*To do*. Write every record out again exactly, and keep images out of it.

[start Data excerpts]

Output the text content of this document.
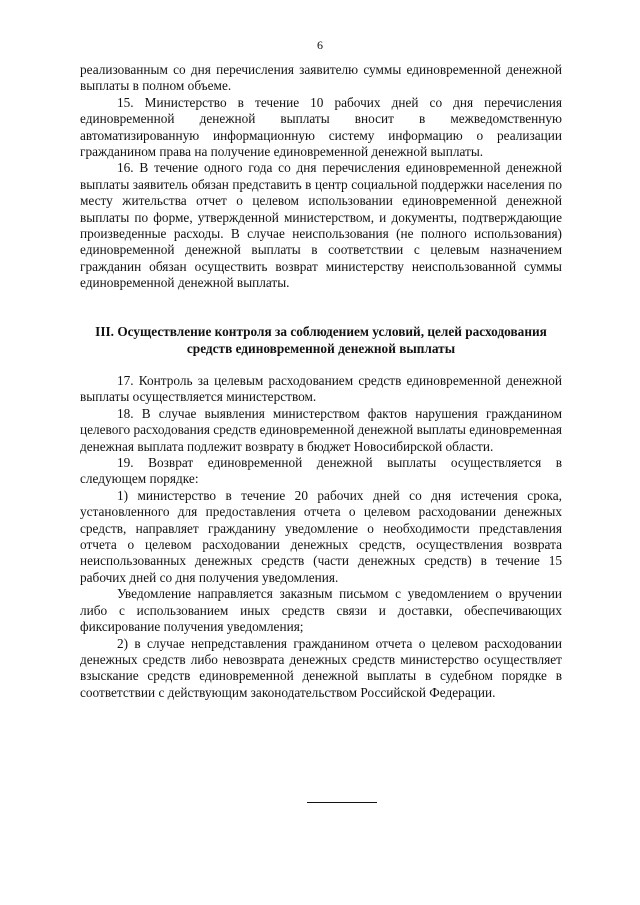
6

реализованным со дня перечисления заявителю суммы единовременной денежной выплаты в полном объеме.

15. Министерство в течение 10 рабочих дней со дня перечисления единовременной денежной выплаты вносит в межведомственную автоматизированную информационную систему информацию о реализации гражданином права на получение единовременной денежной выплаты.

16. В течение одного года со дня перечисления единовременной денежной выплаты заявитель обязан представить в центр социальной поддержки населения по месту жительства отчет о целевом использовании единовременной денежной выплаты по форме, утвержденной министерством, и документы, подтверждающие произведенные расходы. В случае неиспользования (не полного использования) единовременной денежной выплаты в соответствии с целевым назначением гражданин обязан осуществить возврат министерству неиспользованной суммы единовременной денежной выплаты.

III. Осуществление контроля за соблюдением условий, целей расходования
средств единовременной денежной выплаты

17. Контроль за целевым расходованием средств единовременной денежной выплаты осуществляется министерством.

18. В случае выявления министерством фактов нарушения гражданином целевого расходования средств единовременной денежной выплаты единовременная денежная выплата подлежит возврату в бюджет Новосибирской области.

19. Возврат единовременной денежной выплаты осуществляется в следующем порядке:

1) министерство в течение 20 рабочих дней со дня истечения срока, установленного для предоставления отчета о целевом расходовании денежных средств, направляет гражданину уведомление о необходимости представления отчета о целевом расходовании денежных средств, осуществления возврата неиспользованных денежных средств (части денежных средств) в течение 15 рабочих дней со дня получения уведомления.

Уведомление направляется заказным письмом с уведомлением о вручении либо с использованием иных средств связи и доставки, обеспечивающих фиксирование получения уведомления;

2) в случае непредставления гражданином отчета о целевом расходовании денежных средств либо невозврата денежных средств министерство осуществляет взыскание средств единовременной денежной выплаты в судебном порядке в соответствии с действующим законодательством Российской Федерации.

[end Data excerpts]

*Finished task*.
Output the text content of this document.
6

реализованным со дня перечисления заявителю суммы единовременной денежной выплаты в полном объеме.

15. Министерство в течение 10 рабочих дней со дня перечисления единовременной денежной выплаты вносит в межведомственную автоматизированную информационную систему информацию о реализации гражданином права на получение единовременной денежной выплаты.

16. В течение одного года со дня перечисления единовременной денежной выплаты заявитель обязан представить в центр социальной поддержки населения по месту жительства отчет о целевом использовании единовременной денежной выплаты по форме, утвержденной министерством, и документы, подтверждающие произведенные расходы. В случае неиспользования (не полного использования) единовременной денежной выплаты в соответствии с целевым назначением гражданин обязан осуществить возврат министерству неиспользованной суммы единовременной денежной выплаты.

III. Осуществление контроля за соблюдением условий, целей расходования
средств единовременной денежной выплаты

17. Контроль за целевым расходованием средств единовременной денежной выплаты осуществляется министерством.

18. В случае выявления министерством фактов нарушения гражданином целевого расходования средств единовременной денежной выплаты единовременная денежная выплата подлежит возврату в бюджет Новосибирской области.

19. Возврат единовременной денежной выплаты осуществляется в следующем порядке:

1) министерство в течение 20 рабочих дней со дня истечения срока, установленного для предоставления отчета о целевом расходовании денежных средств, направляет гражданину уведомление о необходимости представления отчета о целевом расходовании денежных средств, осуществления возврата неиспользованных денежных средств (части денежных средств) в течение 15 рабочих дней со дня получения уведомления.

Уведомление направляется заказным письмом с уведомлением о вручении либо с использованием иных средств связи и доставки, обеспечивающих фиксирование получения уведомления;

2) в случае непредставления гражданином отчета о целевом расходовании денежных средств либо невозврата денежных средств министерство осуществляет взыскание средств единовременной денежной выплаты в судебном порядке в соответствии с действующим законодательством Российской Федерации.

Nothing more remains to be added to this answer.